**Exercise goal:**
Type out every line below exactly as it reads.
[Start Entries shown]
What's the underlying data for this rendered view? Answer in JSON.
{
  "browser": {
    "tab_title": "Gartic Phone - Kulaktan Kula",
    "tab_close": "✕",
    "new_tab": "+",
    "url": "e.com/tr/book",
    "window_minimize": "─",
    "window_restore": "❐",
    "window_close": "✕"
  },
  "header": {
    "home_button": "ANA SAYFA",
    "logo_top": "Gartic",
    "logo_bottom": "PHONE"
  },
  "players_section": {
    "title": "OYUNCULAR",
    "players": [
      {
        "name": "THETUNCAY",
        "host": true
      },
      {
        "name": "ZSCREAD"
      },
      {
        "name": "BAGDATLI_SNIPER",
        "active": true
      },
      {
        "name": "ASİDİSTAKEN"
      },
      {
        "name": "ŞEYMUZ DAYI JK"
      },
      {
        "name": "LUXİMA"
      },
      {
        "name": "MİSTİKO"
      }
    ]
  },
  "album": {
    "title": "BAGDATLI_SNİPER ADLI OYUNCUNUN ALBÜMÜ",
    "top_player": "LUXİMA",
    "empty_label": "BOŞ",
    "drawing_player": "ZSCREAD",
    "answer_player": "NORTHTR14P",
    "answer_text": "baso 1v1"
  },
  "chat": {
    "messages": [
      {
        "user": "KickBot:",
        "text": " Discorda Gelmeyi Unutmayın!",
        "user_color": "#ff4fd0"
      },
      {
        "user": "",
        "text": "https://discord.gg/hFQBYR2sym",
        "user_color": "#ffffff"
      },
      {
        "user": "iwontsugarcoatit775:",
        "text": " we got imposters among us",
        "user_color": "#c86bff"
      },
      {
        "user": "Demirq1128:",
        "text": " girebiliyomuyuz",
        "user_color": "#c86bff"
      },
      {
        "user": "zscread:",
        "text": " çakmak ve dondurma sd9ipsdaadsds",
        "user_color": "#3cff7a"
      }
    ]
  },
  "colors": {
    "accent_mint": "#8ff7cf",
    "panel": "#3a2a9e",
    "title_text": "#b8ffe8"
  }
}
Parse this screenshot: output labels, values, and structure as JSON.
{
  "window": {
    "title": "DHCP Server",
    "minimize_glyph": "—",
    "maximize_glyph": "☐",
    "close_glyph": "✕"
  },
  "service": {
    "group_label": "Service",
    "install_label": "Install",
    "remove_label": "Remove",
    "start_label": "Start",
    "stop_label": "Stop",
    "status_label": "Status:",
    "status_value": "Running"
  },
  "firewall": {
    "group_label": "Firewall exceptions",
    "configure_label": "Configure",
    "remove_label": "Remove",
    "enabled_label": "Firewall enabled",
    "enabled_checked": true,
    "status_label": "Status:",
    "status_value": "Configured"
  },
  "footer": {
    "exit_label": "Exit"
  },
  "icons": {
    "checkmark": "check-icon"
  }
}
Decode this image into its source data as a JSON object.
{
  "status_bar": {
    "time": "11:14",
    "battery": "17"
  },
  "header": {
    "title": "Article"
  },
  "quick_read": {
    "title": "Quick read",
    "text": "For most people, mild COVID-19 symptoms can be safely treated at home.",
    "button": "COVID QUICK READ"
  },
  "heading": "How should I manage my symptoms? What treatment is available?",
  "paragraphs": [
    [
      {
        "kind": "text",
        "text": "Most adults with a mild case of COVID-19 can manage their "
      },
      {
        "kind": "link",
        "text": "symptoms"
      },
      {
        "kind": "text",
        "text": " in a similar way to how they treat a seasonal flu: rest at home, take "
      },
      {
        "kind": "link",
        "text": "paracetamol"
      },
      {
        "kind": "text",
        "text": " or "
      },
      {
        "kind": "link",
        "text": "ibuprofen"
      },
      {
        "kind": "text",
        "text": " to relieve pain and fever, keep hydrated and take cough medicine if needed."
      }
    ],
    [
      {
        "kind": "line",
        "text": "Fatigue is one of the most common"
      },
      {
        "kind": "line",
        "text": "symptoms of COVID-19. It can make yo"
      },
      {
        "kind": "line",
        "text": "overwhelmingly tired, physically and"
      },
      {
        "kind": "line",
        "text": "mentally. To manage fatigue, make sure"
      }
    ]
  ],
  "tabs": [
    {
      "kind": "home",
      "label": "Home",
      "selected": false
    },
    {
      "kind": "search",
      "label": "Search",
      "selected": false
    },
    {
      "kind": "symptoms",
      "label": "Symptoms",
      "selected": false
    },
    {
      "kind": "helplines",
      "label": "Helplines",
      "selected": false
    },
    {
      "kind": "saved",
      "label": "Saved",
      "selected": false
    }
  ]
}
[End Entries shown]
**The output:**
What's the underlying data for this rendered view? Answer in JSON.
{
  "browser": {
    "tab_title": "Gartic Phone - Kulaktan Kula",
    "tab_close": "✕",
    "new_tab": "+",
    "url": "e.com/tr/book",
    "window_minimize": "─",
    "window_restore": "❐",
    "window_close": "✕"
  },
  "header": {
    "home_button": "ANA SAYFA",
    "logo_top": "Gartic",
    "logo_bottom": "PHONE"
  },
  "players_section": {
    "title": "OYUNCULAR",
    "players": [
      {
        "name": "THETUNCAY",
        "host": true
      },
      {
        "name": "ZSCREAD"
      },
      {
        "name": "BAGDATLI_SNIPER",
        "active": true
      },
      {
        "name": "ASİDİSTAKEN"
      },
      {
        "name": "ŞEYMUZ DAYI JK"
      },
      {
        "name": "LUXİMA"
      },
      {
        "name": "MİSTİKO"
      }
    ]
  },
  "album": {
    "title": "BAGDATLI_SNİPER ADLI OYUNCUNUN ALBÜMÜ",
    "top_player": "LUXİMA",
    "empty_label": "BOŞ",
    "drawing_player": "ZSCREAD",
    "answer_player": "NORTHTR14P",
    "answer_text": "baso 1v1"
  },
  "chat": {
    "messages": [
      {
        "user": "KickBot:",
        "text": " Discorda Gelmeyi Unutmayın!",
        "user_color": "#ff4fd0"
      },
      {
        "user": "",
        "text": "https://discord.gg/hFQBYR2sym",
        "user_color": "#ffffff"
      },
      {
        "user": "iwontsugarcoatit775:",
        "text": " we got imposters among us",
        "user_color": "#c86bff"
      },
      {
        "user": "Demirq1128:",
        "text": " girebiliyomuyuz",
        "user_color": "#c86bff"
      },
      {
        "user": "zscread:",
        "text": " çakmak ve dondurma sd9ipsdaadsds",
        "user_color": "#3cff7a"
      }
    ]
  },
  "colors": {
    "accent_mint": "#8ff7cf",
    "panel": "#3a2a9e",
    "title_text": "#b8ffe8"
  }
}
Parse this screenshot: output labels, values, and structure as JSON.
{
  "window": {
    "title": "DHCP Server",
    "minimize_glyph": "—",
    "maximize_glyph": "☐",
    "close_glyph": "✕"
  },
  "service": {
    "group_label": "Service",
    "install_label": "Install",
    "remove_label": "Remove",
    "start_label": "Start",
    "stop_label": "Stop",
    "status_label": "Status:",
    "status_value": "Running"
  },
  "firewall": {
    "group_label": "Firewall exceptions",
    "configure_label": "Configure",
    "remove_label": "Remove",
    "enabled_label": "Firewall enabled",
    "enabled_checked": true,
    "status_label": "Status:",
    "status_value": "Configured"
  },
  "footer": {
    "exit_label": "Exit"
  },
  "icons": {
    "checkmark": "check-icon"
  }
}
Decode this image into its source data as a JSON object.
{
  "status_bar": {
    "time": "11:14",
    "battery": "17"
  },
  "header": {
    "title": "Article"
  },
  "quick_read": {
    "title": "Quick read",
    "text": "For most people, mild COVID-19 symptoms can be safely treated at home.",
    "button": "COVID QUICK READ"
  },
  "heading": "How should I manage my symptoms? What treatment is available?",
  "paragraphs": [
    [
      {
        "kind": "text",
        "text": "Most adults with a mild case of COVID-19 can manage their "
      },
      {
        "kind": "link",
        "text": "symptoms"
      },
      {
        "kind": "text",
        "text": " in a similar way to how they treat a seasonal flu: rest at home, take "
      },
      {
        "kind": "link",
        "text": "paracetamol"
      },
      {
        "kind": "text",
        "text": " or "
      },
      {
        "kind": "link",
        "text": "ibuprofen"
      },
      {
        "kind": "text",
        "text": " to relieve pain and fever, keep hydrated and take cough medicine if needed."
      }
    ],
    [
      {
        "kind": "line",
        "text": "Fatigue is one of the most common"
      },
      {
        "kind": "line",
        "text": "symptoms of COVID-19. It can make yo"
      },
      {
        "kind": "line",
        "text": "overwhelmingly tired, physically and"
      },
      {
        "kind": "line",
        "text": "mentally. To manage fatigue, make sure"
      }
    ]
  ],
  "tabs": [
    {
      "kind": "home",
      "label": "Home",
      "selected": false
    },
    {
      "kind": "search",
      "label": "Search",
      "selected": false
    },
    {
      "kind": "symptoms",
      "label": "Symptoms",
      "selected": false
    },
    {
      "kind": "helplines",
      "label": "Helplines",
      "selected": false
    },
    {
      "kind": "saved",
      "label": "Saved",
      "selected": false
    }
  ]
}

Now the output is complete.